What you have to do: Copy all the material below, exactly as it stands.

Dataset rows:
=-=-=-=-=
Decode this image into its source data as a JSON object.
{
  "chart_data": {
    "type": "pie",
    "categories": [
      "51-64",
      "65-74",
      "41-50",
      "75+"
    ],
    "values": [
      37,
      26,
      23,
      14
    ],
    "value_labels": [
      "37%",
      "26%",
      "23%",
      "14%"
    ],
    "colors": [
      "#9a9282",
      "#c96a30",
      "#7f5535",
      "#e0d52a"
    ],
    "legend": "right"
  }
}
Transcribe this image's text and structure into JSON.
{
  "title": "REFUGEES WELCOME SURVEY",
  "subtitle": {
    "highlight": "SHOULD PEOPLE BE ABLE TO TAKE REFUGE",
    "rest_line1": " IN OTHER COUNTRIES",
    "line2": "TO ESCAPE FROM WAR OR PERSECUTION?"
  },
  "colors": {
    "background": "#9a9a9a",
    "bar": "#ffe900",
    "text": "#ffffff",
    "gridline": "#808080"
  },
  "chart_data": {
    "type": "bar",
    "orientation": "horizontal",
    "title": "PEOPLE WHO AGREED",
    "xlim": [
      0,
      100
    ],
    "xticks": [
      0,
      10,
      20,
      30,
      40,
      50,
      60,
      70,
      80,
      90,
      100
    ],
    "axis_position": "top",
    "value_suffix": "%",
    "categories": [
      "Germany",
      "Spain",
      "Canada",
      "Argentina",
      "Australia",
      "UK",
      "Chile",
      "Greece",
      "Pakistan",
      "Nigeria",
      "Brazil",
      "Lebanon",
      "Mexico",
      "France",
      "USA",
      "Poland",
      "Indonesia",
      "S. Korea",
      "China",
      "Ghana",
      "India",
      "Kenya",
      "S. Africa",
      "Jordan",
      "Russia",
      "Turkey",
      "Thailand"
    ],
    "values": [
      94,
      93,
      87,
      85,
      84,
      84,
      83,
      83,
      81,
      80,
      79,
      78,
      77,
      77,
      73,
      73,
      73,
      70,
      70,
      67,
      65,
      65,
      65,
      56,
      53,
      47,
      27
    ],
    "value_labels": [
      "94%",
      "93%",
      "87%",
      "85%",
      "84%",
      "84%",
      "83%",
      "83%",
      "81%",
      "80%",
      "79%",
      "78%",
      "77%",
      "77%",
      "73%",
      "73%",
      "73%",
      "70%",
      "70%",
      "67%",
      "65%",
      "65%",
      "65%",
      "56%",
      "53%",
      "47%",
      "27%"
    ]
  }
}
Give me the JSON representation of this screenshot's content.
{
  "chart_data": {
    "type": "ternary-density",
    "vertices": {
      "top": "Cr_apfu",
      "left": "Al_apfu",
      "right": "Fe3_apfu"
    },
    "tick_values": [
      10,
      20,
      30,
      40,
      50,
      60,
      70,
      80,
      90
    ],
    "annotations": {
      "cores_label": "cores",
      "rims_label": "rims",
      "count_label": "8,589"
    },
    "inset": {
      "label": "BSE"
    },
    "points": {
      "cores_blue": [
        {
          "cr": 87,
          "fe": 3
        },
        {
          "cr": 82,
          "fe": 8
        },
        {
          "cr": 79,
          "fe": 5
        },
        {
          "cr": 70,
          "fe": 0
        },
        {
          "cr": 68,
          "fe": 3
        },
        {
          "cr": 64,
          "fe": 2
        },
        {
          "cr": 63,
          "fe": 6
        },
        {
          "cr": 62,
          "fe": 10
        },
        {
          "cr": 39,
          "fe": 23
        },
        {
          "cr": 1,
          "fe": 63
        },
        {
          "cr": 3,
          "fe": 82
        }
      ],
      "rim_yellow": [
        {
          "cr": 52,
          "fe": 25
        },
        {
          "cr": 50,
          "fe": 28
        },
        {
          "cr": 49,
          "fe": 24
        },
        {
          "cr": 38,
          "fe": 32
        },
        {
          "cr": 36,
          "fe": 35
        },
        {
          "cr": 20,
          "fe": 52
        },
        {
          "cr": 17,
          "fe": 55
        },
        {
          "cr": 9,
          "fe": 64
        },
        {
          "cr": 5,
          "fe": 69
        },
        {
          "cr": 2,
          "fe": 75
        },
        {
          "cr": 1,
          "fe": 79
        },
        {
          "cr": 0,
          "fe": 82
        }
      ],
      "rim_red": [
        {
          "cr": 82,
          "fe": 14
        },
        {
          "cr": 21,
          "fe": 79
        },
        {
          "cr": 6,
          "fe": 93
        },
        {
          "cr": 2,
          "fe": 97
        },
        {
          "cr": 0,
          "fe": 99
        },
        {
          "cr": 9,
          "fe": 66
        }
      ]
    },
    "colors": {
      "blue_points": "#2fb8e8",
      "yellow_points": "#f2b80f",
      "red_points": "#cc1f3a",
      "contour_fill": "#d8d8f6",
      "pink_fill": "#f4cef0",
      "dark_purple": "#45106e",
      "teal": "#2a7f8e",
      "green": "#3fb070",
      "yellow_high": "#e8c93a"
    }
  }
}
=-=-=-=-=
Expected answer:
Decode this image into its source data as a JSON object.
{
  "chart_data": {
    "type": "pie",
    "categories": [
      "51-64",
      "65-74",
      "41-50",
      "75+"
    ],
    "values": [
      37,
      26,
      23,
      14
    ],
    "value_labels": [
      "37%",
      "26%",
      "23%",
      "14%"
    ],
    "colors": [
      "#9a9282",
      "#c96a30",
      "#7f5535",
      "#e0d52a"
    ],
    "legend": "right"
  }
}
Transcribe this image's text and structure into JSON.
{
  "title": "REFUGEES WELCOME SURVEY",
  "subtitle": {
    "highlight": "SHOULD PEOPLE BE ABLE TO TAKE REFUGE",
    "rest_line1": " IN OTHER COUNTRIES",
    "line2": "TO ESCAPE FROM WAR OR PERSECUTION?"
  },
  "colors": {
    "background": "#9a9a9a",
    "bar": "#ffe900",
    "text": "#ffffff",
    "gridline": "#808080"
  },
  "chart_data": {
    "type": "bar",
    "orientation": "horizontal",
    "title": "PEOPLE WHO AGREED",
    "xlim": [
      0,
      100
    ],
    "xticks": [
      0,
      10,
      20,
      30,
      40,
      50,
      60,
      70,
      80,
      90,
      100
    ],
    "axis_position": "top",
    "value_suffix": "%",
    "categories": [
      "Germany",
      "Spain",
      "Canada",
      "Argentina",
      "Australia",
      "UK",
      "Chile",
      "Greece",
      "Pakistan",
      "Nigeria",
      "Brazil",
      "Lebanon",
      "Mexico",
      "France",
      "USA",
      "Poland",
      "Indonesia",
      "S. Korea",
      "China",
      "Ghana",
      "India",
      "Kenya",
      "S. Africa",
      "Jordan",
      "Russia",
      "Turkey",
      "Thailand"
    ],
    "values": [
      94,
      93,
      87,
      85,
      84,
      84,
      83,
      83,
      81,
      80,
      79,
      78,
      77,
      77,
      73,
      73,
      73,
      70,
      70,
      67,
      65,
      65,
      65,
      56,
      53,
      47,
      27
    ],
    "value_labels": [
      "94%",
      "93%",
      "87%",
      "85%",
      "84%",
      "84%",
      "83%",
      "83%",
      "81%",
      "80%",
      "79%",
      "78%",
      "77%",
      "77%",
      "73%",
      "73%",
      "73%",
      "70%",
      "70%",
      "67%",
      "65%",
      "65%",
      "65%",
      "56%",
      "53%",
      "47%",
      "27%"
    ]
  }
}
Give me the JSON representation of this screenshot's content.
{
  "chart_data": {
    "type": "ternary-density",
    "vertices": {
      "top": "Cr_apfu",
      "left": "Al_apfu",
      "right": "Fe3_apfu"
    },
    "tick_values": [
      10,
      20,
      30,
      40,
      50,
      60,
      70,
      80,
      90
    ],
    "annotations": {
      "cores_label": "cores",
      "rims_label": "rims",
      "count_label": "8,589"
    },
    "inset": {
      "label": "BSE"
    },
    "points": {
      "cores_blue": [
        {
          "cr": 87,
          "fe": 3
        },
        {
          "cr": 82,
          "fe": 8
        },
        {
          "cr": 79,
          "fe": 5
        },
        {
          "cr": 70,
          "fe": 0
        },
        {
          "cr": 68,
          "fe": 3
        },
        {
          "cr": 64,
          "fe": 2
        },
        {
          "cr": 63,
          "fe": 6
        },
        {
          "cr": 62,
          "fe": 10
        },
        {
          "cr": 39,
          "fe": 23
        },
        {
          "cr": 1,
          "fe": 63
        },
        {
          "cr": 3,
          "fe": 82
        }
      ],
      "rim_yellow": [
        {
          "cr": 52,
          "fe": 25
        },
        {
          "cr": 50,
          "fe": 28
        },
        {
          "cr": 49,
          "fe": 24
        },
        {
          "cr": 38,
          "fe": 32
        },
        {
          "cr": 36,
          "fe": 35
        },
        {
          "cr": 20,
          "fe": 52
        },
        {
          "cr": 17,
          "fe": 55
        },
        {
          "cr": 9,
          "fe": 64
        },
        {
          "cr": 5,
          "fe": 69
        },
        {
          "cr": 2,
          "fe": 75
        },
        {
          "cr": 1,
          "fe": 79
        },
        {
          "cr": 0,
          "fe": 82
        }
      ],
      "rim_red": [
        {
          "cr": 82,
          "fe": 14
        },
        {
          "cr": 21,
          "fe": 79
        },
        {
          "cr": 6,
          "fe": 93
        },
        {
          "cr": 2,
          "fe": 97
        },
        {
          "cr": 0,
          "fe": 99
        },
        {
          "cr": 9,
          "fe": 66
        }
      ]
    },
    "colors": {
      "blue_points": "#2fb8e8",
      "yellow_points": "#f2b80f",
      "red_points": "#cc1f3a",
      "contour_fill": "#d8d8f6",
      "pink_fill": "#f4cef0",
      "dark_purple": "#45106e",
      "teal": "#2a7f8e",
      "green": "#3fb070",
      "yellow_high": "#e8c93a"
    }
  }
}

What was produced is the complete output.